_Extracted data:_
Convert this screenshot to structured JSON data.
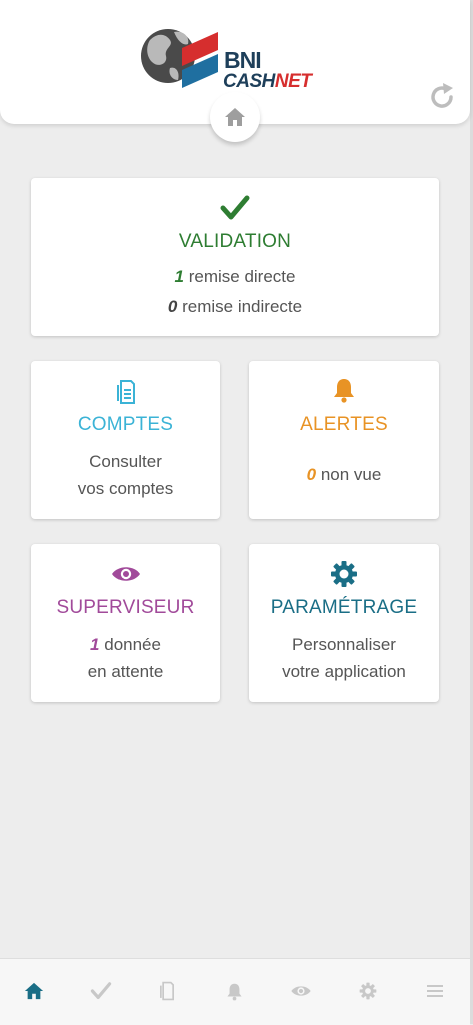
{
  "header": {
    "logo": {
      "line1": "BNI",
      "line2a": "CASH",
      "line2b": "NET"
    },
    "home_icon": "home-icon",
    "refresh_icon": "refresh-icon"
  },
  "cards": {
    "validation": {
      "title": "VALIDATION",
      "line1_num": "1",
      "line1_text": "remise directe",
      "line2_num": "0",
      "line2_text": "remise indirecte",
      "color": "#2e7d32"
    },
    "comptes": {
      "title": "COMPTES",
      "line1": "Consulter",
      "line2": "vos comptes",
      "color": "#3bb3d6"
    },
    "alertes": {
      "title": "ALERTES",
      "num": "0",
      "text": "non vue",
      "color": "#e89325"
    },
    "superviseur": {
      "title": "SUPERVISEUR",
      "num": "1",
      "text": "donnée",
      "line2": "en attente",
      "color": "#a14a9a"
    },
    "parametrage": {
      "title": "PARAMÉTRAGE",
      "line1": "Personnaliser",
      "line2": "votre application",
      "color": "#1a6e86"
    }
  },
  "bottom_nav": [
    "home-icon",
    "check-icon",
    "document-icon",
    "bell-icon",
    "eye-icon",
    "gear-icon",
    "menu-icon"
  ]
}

---

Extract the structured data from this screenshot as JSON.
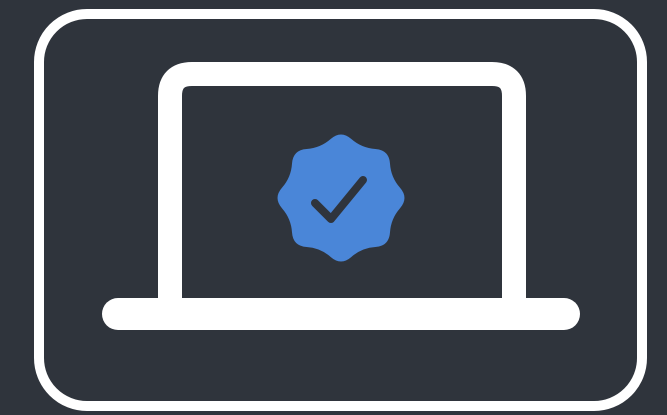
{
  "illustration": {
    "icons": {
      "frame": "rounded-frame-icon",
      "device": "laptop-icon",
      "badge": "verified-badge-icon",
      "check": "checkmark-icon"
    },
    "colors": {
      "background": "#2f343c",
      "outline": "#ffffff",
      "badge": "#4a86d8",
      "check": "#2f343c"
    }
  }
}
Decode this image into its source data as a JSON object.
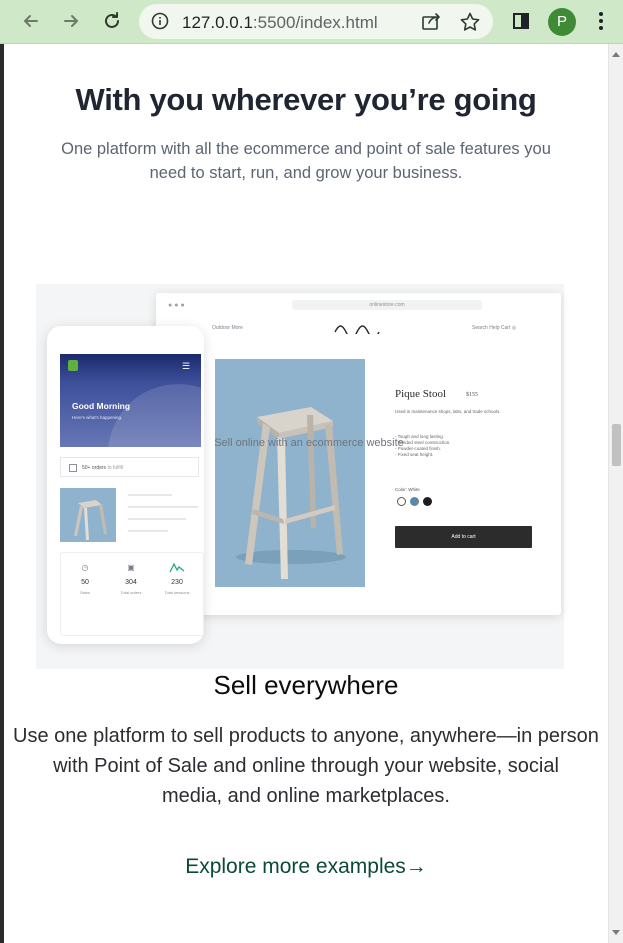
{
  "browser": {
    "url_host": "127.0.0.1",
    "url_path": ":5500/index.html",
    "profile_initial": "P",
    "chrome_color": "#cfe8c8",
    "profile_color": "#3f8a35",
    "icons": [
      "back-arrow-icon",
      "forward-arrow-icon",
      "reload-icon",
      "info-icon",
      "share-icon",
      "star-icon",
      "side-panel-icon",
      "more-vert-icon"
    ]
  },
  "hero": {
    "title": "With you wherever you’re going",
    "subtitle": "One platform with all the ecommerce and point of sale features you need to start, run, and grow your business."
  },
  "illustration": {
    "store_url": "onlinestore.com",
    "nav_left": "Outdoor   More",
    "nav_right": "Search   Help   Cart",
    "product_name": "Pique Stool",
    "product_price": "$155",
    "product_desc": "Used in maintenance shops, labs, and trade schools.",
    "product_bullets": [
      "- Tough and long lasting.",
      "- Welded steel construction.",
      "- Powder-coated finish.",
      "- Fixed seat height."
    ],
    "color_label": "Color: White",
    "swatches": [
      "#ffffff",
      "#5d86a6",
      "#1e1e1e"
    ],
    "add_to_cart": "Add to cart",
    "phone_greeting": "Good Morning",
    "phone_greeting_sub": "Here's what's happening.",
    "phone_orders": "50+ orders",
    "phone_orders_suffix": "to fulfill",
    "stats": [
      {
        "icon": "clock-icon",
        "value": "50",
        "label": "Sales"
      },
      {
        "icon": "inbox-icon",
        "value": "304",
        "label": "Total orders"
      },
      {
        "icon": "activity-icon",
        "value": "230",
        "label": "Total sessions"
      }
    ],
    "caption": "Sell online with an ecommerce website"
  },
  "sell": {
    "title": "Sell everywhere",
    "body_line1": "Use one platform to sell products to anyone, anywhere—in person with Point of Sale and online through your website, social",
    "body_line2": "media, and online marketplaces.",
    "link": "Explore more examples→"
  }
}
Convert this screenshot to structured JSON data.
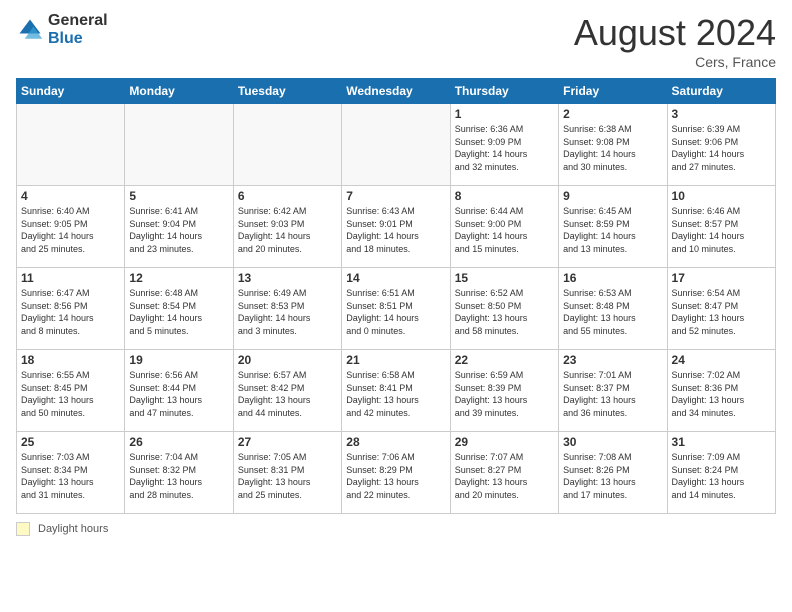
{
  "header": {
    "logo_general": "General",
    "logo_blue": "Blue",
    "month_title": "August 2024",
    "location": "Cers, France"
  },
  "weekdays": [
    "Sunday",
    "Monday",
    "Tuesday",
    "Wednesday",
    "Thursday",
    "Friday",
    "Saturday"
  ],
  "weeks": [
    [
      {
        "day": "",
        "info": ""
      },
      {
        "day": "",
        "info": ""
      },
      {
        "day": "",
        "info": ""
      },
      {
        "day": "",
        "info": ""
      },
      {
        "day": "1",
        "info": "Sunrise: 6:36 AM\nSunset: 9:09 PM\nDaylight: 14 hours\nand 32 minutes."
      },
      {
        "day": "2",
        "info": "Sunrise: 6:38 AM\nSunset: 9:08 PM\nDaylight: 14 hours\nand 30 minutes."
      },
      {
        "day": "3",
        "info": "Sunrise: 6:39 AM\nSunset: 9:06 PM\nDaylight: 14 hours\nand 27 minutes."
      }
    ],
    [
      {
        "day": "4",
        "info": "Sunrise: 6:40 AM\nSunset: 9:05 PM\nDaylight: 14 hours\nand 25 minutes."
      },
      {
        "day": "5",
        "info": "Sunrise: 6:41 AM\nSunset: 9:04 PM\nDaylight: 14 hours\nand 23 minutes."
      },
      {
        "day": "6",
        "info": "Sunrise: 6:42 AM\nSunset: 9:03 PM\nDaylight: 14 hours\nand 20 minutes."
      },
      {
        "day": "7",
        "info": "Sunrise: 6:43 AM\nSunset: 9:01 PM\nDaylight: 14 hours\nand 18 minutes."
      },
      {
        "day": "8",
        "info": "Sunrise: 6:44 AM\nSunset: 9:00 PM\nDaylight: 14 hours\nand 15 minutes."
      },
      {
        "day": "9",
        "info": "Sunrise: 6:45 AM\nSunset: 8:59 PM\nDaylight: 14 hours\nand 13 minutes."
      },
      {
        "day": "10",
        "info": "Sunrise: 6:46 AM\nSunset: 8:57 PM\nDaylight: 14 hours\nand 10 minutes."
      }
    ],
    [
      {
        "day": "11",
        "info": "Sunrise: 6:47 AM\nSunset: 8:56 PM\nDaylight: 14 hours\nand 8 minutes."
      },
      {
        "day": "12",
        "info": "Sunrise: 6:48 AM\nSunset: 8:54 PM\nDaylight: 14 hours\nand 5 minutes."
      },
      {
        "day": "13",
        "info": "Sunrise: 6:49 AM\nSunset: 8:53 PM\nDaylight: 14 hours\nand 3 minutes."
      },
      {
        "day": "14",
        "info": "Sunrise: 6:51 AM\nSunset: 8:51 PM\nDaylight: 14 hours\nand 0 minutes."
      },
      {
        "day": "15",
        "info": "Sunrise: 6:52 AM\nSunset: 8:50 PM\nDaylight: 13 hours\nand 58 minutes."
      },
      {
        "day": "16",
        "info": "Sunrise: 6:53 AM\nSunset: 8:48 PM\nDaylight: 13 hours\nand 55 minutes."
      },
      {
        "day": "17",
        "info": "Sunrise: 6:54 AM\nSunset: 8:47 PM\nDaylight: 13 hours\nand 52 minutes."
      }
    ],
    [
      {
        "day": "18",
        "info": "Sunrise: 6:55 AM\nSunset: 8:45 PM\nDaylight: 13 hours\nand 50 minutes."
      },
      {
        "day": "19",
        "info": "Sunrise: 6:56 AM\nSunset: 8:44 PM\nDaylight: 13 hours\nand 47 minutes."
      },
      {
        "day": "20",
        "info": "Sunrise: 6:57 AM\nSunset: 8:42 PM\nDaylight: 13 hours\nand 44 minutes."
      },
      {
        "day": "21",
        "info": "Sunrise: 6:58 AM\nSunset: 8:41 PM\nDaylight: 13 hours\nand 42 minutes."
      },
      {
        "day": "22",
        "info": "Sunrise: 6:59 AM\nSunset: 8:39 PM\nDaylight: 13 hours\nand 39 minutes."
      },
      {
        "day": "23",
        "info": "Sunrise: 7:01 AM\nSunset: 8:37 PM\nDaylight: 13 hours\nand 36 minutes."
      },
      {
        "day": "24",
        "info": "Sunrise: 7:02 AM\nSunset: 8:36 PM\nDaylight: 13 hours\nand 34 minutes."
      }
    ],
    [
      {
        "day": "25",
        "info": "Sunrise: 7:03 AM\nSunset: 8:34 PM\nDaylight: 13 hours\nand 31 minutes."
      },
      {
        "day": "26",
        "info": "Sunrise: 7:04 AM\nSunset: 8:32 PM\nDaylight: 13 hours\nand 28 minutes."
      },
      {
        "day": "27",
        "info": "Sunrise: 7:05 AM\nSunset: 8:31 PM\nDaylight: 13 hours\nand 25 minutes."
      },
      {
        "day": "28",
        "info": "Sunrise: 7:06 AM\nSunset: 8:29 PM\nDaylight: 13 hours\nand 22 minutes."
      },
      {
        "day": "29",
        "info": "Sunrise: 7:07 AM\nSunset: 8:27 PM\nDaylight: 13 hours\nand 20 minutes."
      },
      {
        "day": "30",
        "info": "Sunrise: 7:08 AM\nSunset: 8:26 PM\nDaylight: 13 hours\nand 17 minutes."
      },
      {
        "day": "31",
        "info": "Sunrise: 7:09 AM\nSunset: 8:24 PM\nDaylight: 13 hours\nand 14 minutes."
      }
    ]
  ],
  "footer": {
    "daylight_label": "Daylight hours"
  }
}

==

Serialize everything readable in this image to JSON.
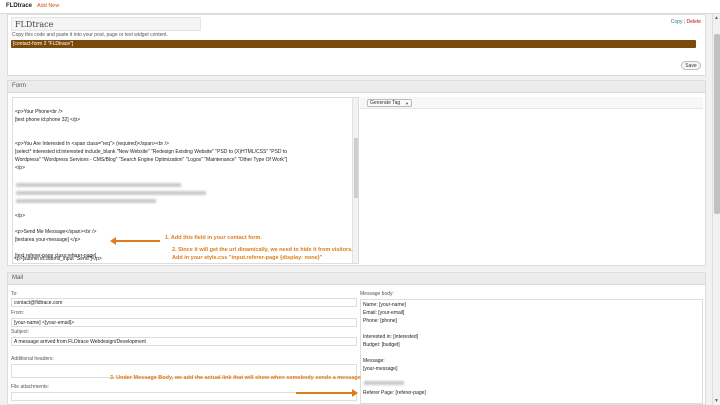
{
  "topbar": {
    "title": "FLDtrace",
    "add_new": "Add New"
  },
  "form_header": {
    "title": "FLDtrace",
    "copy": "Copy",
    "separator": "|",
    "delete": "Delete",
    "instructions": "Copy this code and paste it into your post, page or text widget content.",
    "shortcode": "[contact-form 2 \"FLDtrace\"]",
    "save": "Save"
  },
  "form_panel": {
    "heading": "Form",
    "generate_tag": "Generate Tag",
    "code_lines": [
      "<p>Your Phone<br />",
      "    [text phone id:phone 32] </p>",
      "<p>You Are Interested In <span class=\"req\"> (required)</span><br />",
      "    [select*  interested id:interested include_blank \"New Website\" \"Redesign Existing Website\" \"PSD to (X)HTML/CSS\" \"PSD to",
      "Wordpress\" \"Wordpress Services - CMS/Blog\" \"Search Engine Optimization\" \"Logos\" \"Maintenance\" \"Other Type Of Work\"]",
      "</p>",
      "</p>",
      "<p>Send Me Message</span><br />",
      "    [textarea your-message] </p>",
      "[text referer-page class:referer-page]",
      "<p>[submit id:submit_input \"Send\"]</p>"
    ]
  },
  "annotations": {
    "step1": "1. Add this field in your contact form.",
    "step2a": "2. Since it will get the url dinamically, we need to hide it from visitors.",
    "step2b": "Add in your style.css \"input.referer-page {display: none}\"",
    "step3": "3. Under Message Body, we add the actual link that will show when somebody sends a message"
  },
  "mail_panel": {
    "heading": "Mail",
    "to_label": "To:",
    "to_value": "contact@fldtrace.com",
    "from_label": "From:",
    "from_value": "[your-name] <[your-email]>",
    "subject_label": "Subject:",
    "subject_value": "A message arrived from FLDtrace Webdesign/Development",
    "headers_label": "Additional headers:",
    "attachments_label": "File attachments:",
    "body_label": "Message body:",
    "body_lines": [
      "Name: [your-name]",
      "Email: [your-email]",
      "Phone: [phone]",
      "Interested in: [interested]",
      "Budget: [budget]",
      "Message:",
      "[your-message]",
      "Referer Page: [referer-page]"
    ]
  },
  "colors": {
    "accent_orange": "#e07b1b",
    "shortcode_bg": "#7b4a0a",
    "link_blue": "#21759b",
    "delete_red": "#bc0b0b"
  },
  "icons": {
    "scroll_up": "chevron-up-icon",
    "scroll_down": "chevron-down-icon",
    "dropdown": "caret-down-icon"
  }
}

_Exercise directions:_ Which lines of the material contain the string "span"? List each of them.

_Complete answer:_
      "<p>You Are Interested In <span class=\"req\"> (required)</span><br />",
      "<p>Send Me Message</span><br />",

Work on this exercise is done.